TO DO: Copy all of the records below verbatim.

::::

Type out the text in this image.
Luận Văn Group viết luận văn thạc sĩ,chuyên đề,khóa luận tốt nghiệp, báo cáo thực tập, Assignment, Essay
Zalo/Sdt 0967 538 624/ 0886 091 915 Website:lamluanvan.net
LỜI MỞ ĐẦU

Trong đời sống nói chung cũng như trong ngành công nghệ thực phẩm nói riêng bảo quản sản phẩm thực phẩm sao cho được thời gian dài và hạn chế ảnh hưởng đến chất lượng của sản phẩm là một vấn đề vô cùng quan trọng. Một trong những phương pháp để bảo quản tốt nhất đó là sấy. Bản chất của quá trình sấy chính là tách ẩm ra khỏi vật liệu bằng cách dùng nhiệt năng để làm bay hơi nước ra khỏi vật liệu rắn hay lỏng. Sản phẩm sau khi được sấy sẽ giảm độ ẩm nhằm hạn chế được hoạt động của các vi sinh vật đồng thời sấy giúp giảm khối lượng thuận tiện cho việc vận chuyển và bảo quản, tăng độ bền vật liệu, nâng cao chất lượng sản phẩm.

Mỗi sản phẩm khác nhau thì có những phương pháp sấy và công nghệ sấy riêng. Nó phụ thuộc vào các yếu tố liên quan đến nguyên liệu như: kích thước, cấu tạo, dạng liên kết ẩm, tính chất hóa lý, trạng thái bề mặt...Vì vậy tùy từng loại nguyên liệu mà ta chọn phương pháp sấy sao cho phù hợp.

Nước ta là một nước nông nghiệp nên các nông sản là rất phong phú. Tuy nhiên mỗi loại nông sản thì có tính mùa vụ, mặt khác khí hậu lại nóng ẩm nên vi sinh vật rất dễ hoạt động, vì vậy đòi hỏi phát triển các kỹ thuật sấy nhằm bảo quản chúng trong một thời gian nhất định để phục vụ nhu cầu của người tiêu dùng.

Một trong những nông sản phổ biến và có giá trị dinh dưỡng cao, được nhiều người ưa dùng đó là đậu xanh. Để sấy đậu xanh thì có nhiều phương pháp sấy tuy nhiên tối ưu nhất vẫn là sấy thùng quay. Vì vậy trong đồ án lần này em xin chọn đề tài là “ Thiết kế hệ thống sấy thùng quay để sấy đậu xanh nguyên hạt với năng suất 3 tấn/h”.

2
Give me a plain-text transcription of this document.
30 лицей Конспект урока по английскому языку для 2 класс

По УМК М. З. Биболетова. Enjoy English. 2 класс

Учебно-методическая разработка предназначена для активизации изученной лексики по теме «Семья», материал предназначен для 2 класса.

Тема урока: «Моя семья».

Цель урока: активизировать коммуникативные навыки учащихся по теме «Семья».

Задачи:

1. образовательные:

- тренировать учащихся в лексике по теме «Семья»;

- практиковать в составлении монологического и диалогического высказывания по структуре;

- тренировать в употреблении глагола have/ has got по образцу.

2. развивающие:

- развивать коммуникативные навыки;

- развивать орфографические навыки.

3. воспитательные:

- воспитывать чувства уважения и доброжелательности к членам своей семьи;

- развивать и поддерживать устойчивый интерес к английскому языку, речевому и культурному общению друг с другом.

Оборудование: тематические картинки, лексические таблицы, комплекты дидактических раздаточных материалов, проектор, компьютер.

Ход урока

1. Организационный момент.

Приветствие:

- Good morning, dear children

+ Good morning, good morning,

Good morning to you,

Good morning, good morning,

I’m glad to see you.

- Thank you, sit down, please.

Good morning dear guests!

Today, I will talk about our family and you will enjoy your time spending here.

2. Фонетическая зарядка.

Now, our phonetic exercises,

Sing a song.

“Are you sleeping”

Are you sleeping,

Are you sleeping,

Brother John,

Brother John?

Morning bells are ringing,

::::

RESPONSE TO THIS TASK:
Type out the text in this image.
Luận Văn Group viết luận văn thạc sĩ,chuyên đề,khóa luận tốt nghiệp, báo cáo thực tập, Assignment, Essay
Zalo/Sdt 0967 538 624/ 0886 091 915 Website:lamluanvan.net
LỜI MỞ ĐẦU

Trong đời sống nói chung cũng như trong ngành công nghệ thực phẩm nói riêng bảo quản sản phẩm thực phẩm sao cho được thời gian dài và hạn chế ảnh hưởng đến chất lượng của sản phẩm là một vấn đề vô cùng quan trọng. Một trong những phương pháp để bảo quản tốt nhất đó là sấy. Bản chất của quá trình sấy chính là tách ẩm ra khỏi vật liệu bằng cách dùng nhiệt năng để làm bay hơi nước ra khỏi vật liệu rắn hay lỏng. Sản phẩm sau khi được sấy sẽ giảm độ ẩm nhằm hạn chế được hoạt động của các vi sinh vật đồng thời sấy giúp giảm khối lượng thuận tiện cho việc vận chuyển và bảo quản, tăng độ bền vật liệu, nâng cao chất lượng sản phẩm.

Mỗi sản phẩm khác nhau thì có những phương pháp sấy và công nghệ sấy riêng. Nó phụ thuộc vào các yếu tố liên quan đến nguyên liệu như: kích thước, cấu tạo, dạng liên kết ẩm, tính chất hóa lý, trạng thái bề mặt...Vì vậy tùy từng loại nguyên liệu mà ta chọn phương pháp sấy sao cho phù hợp.

Nước ta là một nước nông nghiệp nên các nông sản là rất phong phú. Tuy nhiên mỗi loại nông sản thì có tính mùa vụ, mặt khác khí hậu lại nóng ẩm nên vi sinh vật rất dễ hoạt động, vì vậy đòi hỏi phát triển các kỹ thuật sấy nhằm bảo quản chúng trong một thời gian nhất định để phục vụ nhu cầu của người tiêu dùng.

Một trong những nông sản phổ biến và có giá trị dinh dưỡng cao, được nhiều người ưa dùng đó là đậu xanh. Để sấy đậu xanh thì có nhiều phương pháp sấy tuy nhiên tối ưu nhất vẫn là sấy thùng quay. Vì vậy trong đồ án lần này em xin chọn đề tài là “ Thiết kế hệ thống sấy thùng quay để sấy đậu xanh nguyên hạt với năng suất 3 tấn/h”.

2
Give me a plain-text transcription of this document.
30 лицей Конспект урока по английскому языку для 2 класс

По УМК М. З. Биболетова. Enjoy English. 2 класс

Учебно-методическая разработка предназначена для активизации изученной лексики по теме «Семья», материал предназначен для 2 класса.

Тема урока: «Моя семья».

Цель урока: активизировать коммуникативные навыки учащихся по теме «Семья».

Задачи:

1. образовательные:

- тренировать учащихся в лексике по теме «Семья»;

- практиковать в составлении монологического и диалогического высказывания по структуре;

- тренировать в употреблении глагола have/ has got по образцу.

2. развивающие:

- развивать коммуникативные навыки;

- развивать орфографические навыки.

3. воспитательные:

- воспитывать чувства уважения и доброжелательности к членам своей семьи;

- развивать и поддерживать устойчивый интерес к английскому языку, речевому и культурному общению друг с другом.

Оборудование: тематические картинки, лексические таблицы, комплекты дидактических раздаточных материалов, проектор, компьютер.

Ход урока

1. Организационный момент.

Приветствие:

- Good morning, dear children

+ Good morning, good morning,

Good morning to you,

Good morning, good morning,

I’m glad to see you.

- Thank you, sit down, please.

Good morning dear guests!

Today, I will talk about our family and you will enjoy your time spending here.

2. Фонетическая зарядка.

Now, our phonetic exercises,

Sing a song.

“Are you sleeping”

Are you sleeping,

Are you sleeping,

Brother John,

Brother John?

Morning bells are ringing,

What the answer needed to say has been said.